__Exercise task__
Give the entries again, word for word.

__Given entries__
Begin

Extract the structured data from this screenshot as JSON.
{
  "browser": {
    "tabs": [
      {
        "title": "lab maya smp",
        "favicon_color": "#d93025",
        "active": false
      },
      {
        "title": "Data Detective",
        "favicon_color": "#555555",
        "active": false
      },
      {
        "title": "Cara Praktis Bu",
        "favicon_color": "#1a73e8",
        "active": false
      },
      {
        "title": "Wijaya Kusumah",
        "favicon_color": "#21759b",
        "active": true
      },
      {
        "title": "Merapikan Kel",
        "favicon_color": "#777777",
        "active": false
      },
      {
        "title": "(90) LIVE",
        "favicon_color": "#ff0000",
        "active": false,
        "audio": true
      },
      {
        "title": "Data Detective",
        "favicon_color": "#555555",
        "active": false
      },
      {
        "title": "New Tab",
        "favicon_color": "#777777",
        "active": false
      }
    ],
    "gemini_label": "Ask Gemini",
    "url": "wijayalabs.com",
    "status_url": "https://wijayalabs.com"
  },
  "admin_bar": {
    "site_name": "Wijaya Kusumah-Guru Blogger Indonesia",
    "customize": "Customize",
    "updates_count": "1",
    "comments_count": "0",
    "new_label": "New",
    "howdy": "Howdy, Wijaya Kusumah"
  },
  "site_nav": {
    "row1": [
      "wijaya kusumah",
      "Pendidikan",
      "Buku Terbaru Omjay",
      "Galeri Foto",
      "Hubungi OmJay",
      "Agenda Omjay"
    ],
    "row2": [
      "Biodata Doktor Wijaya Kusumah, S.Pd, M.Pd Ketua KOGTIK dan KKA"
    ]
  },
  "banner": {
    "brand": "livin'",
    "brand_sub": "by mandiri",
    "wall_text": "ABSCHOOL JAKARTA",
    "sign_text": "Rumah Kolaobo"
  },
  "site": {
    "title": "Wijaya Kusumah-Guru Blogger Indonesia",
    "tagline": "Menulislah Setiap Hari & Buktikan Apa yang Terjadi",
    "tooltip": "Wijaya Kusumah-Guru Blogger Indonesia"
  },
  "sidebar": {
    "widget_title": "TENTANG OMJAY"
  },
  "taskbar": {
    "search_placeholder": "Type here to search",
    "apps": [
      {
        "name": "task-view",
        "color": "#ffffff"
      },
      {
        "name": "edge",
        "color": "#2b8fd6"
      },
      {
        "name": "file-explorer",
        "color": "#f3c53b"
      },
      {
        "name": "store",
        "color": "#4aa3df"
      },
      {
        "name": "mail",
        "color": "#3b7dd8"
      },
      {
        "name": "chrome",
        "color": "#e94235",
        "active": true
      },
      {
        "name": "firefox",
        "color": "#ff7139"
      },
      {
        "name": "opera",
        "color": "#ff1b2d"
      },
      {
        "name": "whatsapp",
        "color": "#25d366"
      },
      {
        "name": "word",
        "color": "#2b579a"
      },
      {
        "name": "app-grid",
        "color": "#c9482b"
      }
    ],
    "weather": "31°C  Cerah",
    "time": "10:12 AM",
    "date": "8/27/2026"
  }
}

End

__Output of the task__
Extract the structured data from this screenshot as JSON.
{
  "browser": {
    "tabs": [
      {
        "title": "lab maya smp",
        "favicon_color": "#d93025",
        "active": false
      },
      {
        "title": "Data Detective",
        "favicon_color": "#555555",
        "active": false
      },
      {
        "title": "Cara Praktis Bu",
        "favicon_color": "#1a73e8",
        "active": false
      },
      {
        "title": "Wijaya Kusumah",
        "favicon_color": "#21759b",
        "active": true
      },
      {
        "title": "Merapikan Kel",
        "favicon_color": "#777777",
        "active": false
      },
      {
        "title": "(90) LIVE",
        "favicon_color": "#ff0000",
        "active": false,
        "audio": true
      },
      {
        "title": "Data Detective",
        "favicon_color": "#555555",
        "active": false
      },
      {
        "title": "New Tab",
        "favicon_color": "#777777",
        "active": false
      }
    ],
    "gemini_label": "Ask Gemini",
    "url": "wijayalabs.com",
    "status_url": "https://wijayalabs.com"
  },
  "admin_bar": {
    "site_name": "Wijaya Kusumah-Guru Blogger Indonesia",
    "customize": "Customize",
    "updates_count": "1",
    "comments_count": "0",
    "new_label": "New",
    "howdy": "Howdy, Wijaya Kusumah"
  },
  "site_nav": {
    "row1": [
      "wijaya kusumah",
      "Pendidikan",
      "Buku Terbaru Omjay",
      "Galeri Foto",
      "Hubungi OmJay",
      "Agenda Omjay"
    ],
    "row2": [
      "Biodata Doktor Wijaya Kusumah, S.Pd, M.Pd Ketua KOGTIK dan KKA"
    ]
  },
  "banner": {
    "brand": "livin'",
    "brand_sub": "by mandiri",
    "wall_text": "ABSCHOOL JAKARTA",
    "sign_text": "Rumah Kolaobo"
  },
  "site": {
    "title": "Wijaya Kusumah-Guru Blogger Indonesia",
    "tagline": "Menulislah Setiap Hari & Buktikan Apa yang Terjadi",
    "tooltip": "Wijaya Kusumah-Guru Blogger Indonesia"
  },
  "sidebar": {
    "widget_title": "TENTANG OMJAY"
  },
  "taskbar": {
    "search_placeholder": "Type here to search",
    "apps": [
      {
        "name": "task-view",
        "color": "#ffffff"
      },
      {
        "name": "edge",
        "color": "#2b8fd6"
      },
      {
        "name": "file-explorer",
        "color": "#f3c53b"
      },
      {
        "name": "store",
        "color": "#4aa3df"
      },
      {
        "name": "mail",
        "color": "#3b7dd8"
      },
      {
        "name": "chrome",
        "color": "#e94235",
        "active": true
      },
      {
        "name": "firefox",
        "color": "#ff7139"
      },
      {
        "name": "opera",
        "color": "#ff1b2d"
      },
      {
        "name": "whatsapp",
        "color": "#25d366"
      },
      {
        "name": "word",
        "color": "#2b579a"
      },
      {
        "name": "app-grid",
        "color": "#c9482b"
      }
    ],
    "weather": "31°C  Cerah",
    "time": "10:12 AM",
    "date": "8/27/2026"
  }
}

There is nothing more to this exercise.